→ **Work to do**: Take down each entry exactly as written.

■ ■ ■ ■ ■

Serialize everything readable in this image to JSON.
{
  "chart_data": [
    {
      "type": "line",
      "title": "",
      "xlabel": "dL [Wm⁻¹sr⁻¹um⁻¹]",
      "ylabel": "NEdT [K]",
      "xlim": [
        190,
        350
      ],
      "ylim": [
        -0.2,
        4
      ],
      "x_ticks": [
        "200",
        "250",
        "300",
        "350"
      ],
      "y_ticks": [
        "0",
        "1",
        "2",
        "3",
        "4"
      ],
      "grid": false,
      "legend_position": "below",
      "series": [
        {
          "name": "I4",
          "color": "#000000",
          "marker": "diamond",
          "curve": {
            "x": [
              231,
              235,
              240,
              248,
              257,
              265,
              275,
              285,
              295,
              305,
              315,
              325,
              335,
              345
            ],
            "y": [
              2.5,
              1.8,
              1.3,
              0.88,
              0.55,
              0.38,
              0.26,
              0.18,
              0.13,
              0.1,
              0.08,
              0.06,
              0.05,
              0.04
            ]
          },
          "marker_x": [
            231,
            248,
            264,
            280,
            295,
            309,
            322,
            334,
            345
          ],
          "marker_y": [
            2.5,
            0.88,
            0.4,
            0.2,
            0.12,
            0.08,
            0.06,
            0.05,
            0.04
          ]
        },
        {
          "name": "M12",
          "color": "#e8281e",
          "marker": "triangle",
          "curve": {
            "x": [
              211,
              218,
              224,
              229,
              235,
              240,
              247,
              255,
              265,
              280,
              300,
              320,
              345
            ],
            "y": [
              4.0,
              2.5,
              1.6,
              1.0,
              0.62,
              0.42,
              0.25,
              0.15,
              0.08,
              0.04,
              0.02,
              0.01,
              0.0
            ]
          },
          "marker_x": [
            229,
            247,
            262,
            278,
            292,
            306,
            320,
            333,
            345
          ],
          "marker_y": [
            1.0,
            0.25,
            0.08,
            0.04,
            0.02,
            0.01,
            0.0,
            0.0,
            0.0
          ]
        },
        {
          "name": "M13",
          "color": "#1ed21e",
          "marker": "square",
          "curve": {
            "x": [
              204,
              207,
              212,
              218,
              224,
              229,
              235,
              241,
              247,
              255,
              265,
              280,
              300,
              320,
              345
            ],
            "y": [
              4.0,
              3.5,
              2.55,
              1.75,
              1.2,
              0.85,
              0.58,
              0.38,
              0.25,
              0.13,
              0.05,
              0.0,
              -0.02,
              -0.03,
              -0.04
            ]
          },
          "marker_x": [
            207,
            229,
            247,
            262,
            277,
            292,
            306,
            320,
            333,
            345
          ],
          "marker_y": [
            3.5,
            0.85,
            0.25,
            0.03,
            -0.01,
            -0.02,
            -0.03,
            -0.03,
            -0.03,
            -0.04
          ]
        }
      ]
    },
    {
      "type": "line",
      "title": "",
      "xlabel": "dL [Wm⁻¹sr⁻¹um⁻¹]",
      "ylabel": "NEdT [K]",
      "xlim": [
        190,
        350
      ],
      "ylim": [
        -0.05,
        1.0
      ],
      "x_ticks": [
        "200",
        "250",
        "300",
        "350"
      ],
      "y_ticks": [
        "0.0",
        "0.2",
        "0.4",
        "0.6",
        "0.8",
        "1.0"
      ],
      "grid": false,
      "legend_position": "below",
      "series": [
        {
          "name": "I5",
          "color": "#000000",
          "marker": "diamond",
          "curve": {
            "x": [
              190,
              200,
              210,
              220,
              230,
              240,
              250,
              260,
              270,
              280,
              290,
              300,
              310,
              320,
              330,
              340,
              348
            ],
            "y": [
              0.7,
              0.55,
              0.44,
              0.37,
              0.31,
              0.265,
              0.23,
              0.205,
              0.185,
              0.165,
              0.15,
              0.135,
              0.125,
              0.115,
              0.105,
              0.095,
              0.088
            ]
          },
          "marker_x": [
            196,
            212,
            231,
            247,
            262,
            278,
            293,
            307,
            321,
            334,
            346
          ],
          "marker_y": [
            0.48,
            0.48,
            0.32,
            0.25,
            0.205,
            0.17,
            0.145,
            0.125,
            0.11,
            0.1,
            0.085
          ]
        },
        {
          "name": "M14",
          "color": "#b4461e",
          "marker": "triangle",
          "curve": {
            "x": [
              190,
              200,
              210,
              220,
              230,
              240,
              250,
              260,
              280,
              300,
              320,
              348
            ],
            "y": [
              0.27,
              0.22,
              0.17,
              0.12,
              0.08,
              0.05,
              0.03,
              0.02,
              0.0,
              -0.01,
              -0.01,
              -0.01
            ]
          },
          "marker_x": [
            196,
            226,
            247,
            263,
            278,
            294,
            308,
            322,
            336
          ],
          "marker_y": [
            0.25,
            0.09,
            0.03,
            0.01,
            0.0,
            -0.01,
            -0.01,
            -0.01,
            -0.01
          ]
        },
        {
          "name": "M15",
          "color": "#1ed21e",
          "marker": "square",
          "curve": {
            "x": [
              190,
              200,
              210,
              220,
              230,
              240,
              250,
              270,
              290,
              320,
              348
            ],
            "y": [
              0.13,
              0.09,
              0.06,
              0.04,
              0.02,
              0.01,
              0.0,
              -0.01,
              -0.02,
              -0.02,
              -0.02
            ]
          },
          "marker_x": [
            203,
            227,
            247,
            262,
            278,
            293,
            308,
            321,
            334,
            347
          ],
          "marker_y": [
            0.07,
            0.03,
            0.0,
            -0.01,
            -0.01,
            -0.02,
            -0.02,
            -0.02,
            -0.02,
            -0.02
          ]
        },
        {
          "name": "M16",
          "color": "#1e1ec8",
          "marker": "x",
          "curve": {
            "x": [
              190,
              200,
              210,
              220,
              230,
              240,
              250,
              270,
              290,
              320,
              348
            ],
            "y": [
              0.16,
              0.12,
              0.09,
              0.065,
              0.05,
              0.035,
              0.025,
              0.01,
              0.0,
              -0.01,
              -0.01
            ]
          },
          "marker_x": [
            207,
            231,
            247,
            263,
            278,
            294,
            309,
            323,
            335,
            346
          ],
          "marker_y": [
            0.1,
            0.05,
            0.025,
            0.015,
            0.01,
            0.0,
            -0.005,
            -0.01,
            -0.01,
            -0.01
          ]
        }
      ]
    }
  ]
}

■ ■ ■ ■ ■

→ **Task response**:
Serialize everything readable in this image to JSON.
{
  "chart_data": [
    {
      "type": "line",
      "title": "",
      "xlabel": "dL [Wm⁻¹sr⁻¹um⁻¹]",
      "ylabel": "NEdT [K]",
      "xlim": [
        190,
        350
      ],
      "ylim": [
        -0.2,
        4
      ],
      "x_ticks": [
        "200",
        "250",
        "300",
        "350"
      ],
      "y_ticks": [
        "0",
        "1",
        "2",
        "3",
        "4"
      ],
      "grid": false,
      "legend_position": "below",
      "series": [
        {
          "name": "I4",
          "color": "#000000",
          "marker": "diamond",
          "curve": {
            "x": [
              231,
              235,
              240,
              248,
              257,
              265,
              275,
              285,
              295,
              305,
              315,
              325,
              335,
              345
            ],
            "y": [
              2.5,
              1.8,
              1.3,
              0.88,
              0.55,
              0.38,
              0.26,
              0.18,
              0.13,
              0.1,
              0.08,
              0.06,
              0.05,
              0.04
            ]
          },
          "marker_x": [
            231,
            248,
            264,
            280,
            295,
            309,
            322,
            334,
            345
          ],
          "marker_y": [
            2.5,
            0.88,
            0.4,
            0.2,
            0.12,
            0.08,
            0.06,
            0.05,
            0.04
          ]
        },
        {
          "name": "M12",
          "color": "#e8281e",
          "marker": "triangle",
          "curve": {
            "x": [
              211,
              218,
              224,
              229,
              235,
              240,
              247,
              255,
              265,
              280,
              300,
              320,
              345
            ],
            "y": [
              4.0,
              2.5,
              1.6,
              1.0,
              0.62,
              0.42,
              0.25,
              0.15,
              0.08,
              0.04,
              0.02,
              0.01,
              0.0
            ]
          },
          "marker_x": [
            229,
            247,
            262,
            278,
            292,
            306,
            320,
            333,
            345
          ],
          "marker_y": [
            1.0,
            0.25,
            0.08,
            0.04,
            0.02,
            0.01,
            0.0,
            0.0,
            0.0
          ]
        },
        {
          "name": "M13",
          "color": "#1ed21e",
          "marker": "square",
          "curve": {
            "x": [
              204,
              207,
              212,
              218,
              224,
              229,
              235,
              241,
              247,
              255,
              265,
              280,
              300,
              320,
              345
            ],
            "y": [
              4.0,
              3.5,
              2.55,
              1.75,
              1.2,
              0.85,
              0.58,
              0.38,
              0.25,
              0.13,
              0.05,
              0.0,
              -0.02,
              -0.03,
              -0.04
            ]
          },
          "marker_x": [
            207,
            229,
            247,
            262,
            277,
            292,
            306,
            320,
            333,
            345
          ],
          "marker_y": [
            3.5,
            0.85,
            0.25,
            0.03,
            -0.01,
            -0.02,
            -0.03,
            -0.03,
            -0.03,
            -0.04
          ]
        }
      ]
    },
    {
      "type": "line",
      "title": "",
      "xlabel": "dL [Wm⁻¹sr⁻¹um⁻¹]",
      "ylabel": "NEdT [K]",
      "xlim": [
        190,
        350
      ],
      "ylim": [
        -0.05,
        1.0
      ],
      "x_ticks": [
        "200",
        "250",
        "300",
        "350"
      ],
      "y_ticks": [
        "0.0",
        "0.2",
        "0.4",
        "0.6",
        "0.8",
        "1.0"
      ],
      "grid": false,
      "legend_position": "below",
      "series": [
        {
          "name": "I5",
          "color": "#000000",
          "marker": "diamond",
          "curve": {
            "x": [
              190,
              200,
              210,
              220,
              230,
              240,
              250,
              260,
              270,
              280,
              290,
              300,
              310,
              320,
              330,
              340,
              348
            ],
            "y": [
              0.7,
              0.55,
              0.44,
              0.37,
              0.31,
              0.265,
              0.23,
              0.205,
              0.185,
              0.165,
              0.15,
              0.135,
              0.125,
              0.115,
              0.105,
              0.095,
              0.088
            ]
          },
          "marker_x": [
            196,
            212,
            231,
            247,
            262,
            278,
            293,
            307,
            321,
            334,
            346
          ],
          "marker_y": [
            0.48,
            0.48,
            0.32,
            0.25,
            0.205,
            0.17,
            0.145,
            0.125,
            0.11,
            0.1,
            0.085
          ]
        },
        {
          "name": "M14",
          "color": "#b4461e",
          "marker": "triangle",
          "curve": {
            "x": [
              190,
              200,
              210,
              220,
              230,
              240,
              250,
              260,
              280,
              300,
              320,
              348
            ],
            "y": [
              0.27,
              0.22,
              0.17,
              0.12,
              0.08,
              0.05,
              0.03,
              0.02,
              0.0,
              -0.01,
              -0.01,
              -0.01
            ]
          },
          "marker_x": [
            196,
            226,
            247,
            263,
            278,
            294,
            308,
            322,
            336
          ],
          "marker_y": [
            0.25,
            0.09,
            0.03,
            0.01,
            0.0,
            -0.01,
            -0.01,
            -0.01,
            -0.01
          ]
        },
        {
          "name": "M15",
          "color": "#1ed21e",
          "marker": "square",
          "curve": {
            "x": [
              190,
              200,
              210,
              220,
              230,
              240,
              250,
              270,
              290,
              320,
              348
            ],
            "y": [
              0.13,
              0.09,
              0.06,
              0.04,
              0.02,
              0.01,
              0.0,
              -0.01,
              -0.02,
              -0.02,
              -0.02
            ]
          },
          "marker_x": [
            203,
            227,
            247,
            262,
            278,
            293,
            308,
            321,
            334,
            347
          ],
          "marker_y": [
            0.07,
            0.03,
            0.0,
            -0.01,
            -0.01,
            -0.02,
            -0.02,
            -0.02,
            -0.02,
            -0.02
          ]
        },
        {
          "name": "M16",
          "color": "#1e1ec8",
          "marker": "x",
          "curve": {
            "x": [
              190,
              200,
              210,
              220,
              230,
              240,
              250,
              270,
              290,
              320,
              348
            ],
            "y": [
              0.16,
              0.12,
              0.09,
              0.065,
              0.05,
              0.035,
              0.025,
              0.01,
              0.0,
              -0.01,
              -0.01
            ]
          },
          "marker_x": [
            207,
            231,
            247,
            263,
            278,
            294,
            309,
            323,
            335,
            346
          ],
          "marker_y": [
            0.1,
            0.05,
            0.025,
            0.015,
            0.01,
            0.0,
            -0.005,
            -0.01,
            -0.01,
            -0.01
          ]
        }
      ]
    }
  ]
}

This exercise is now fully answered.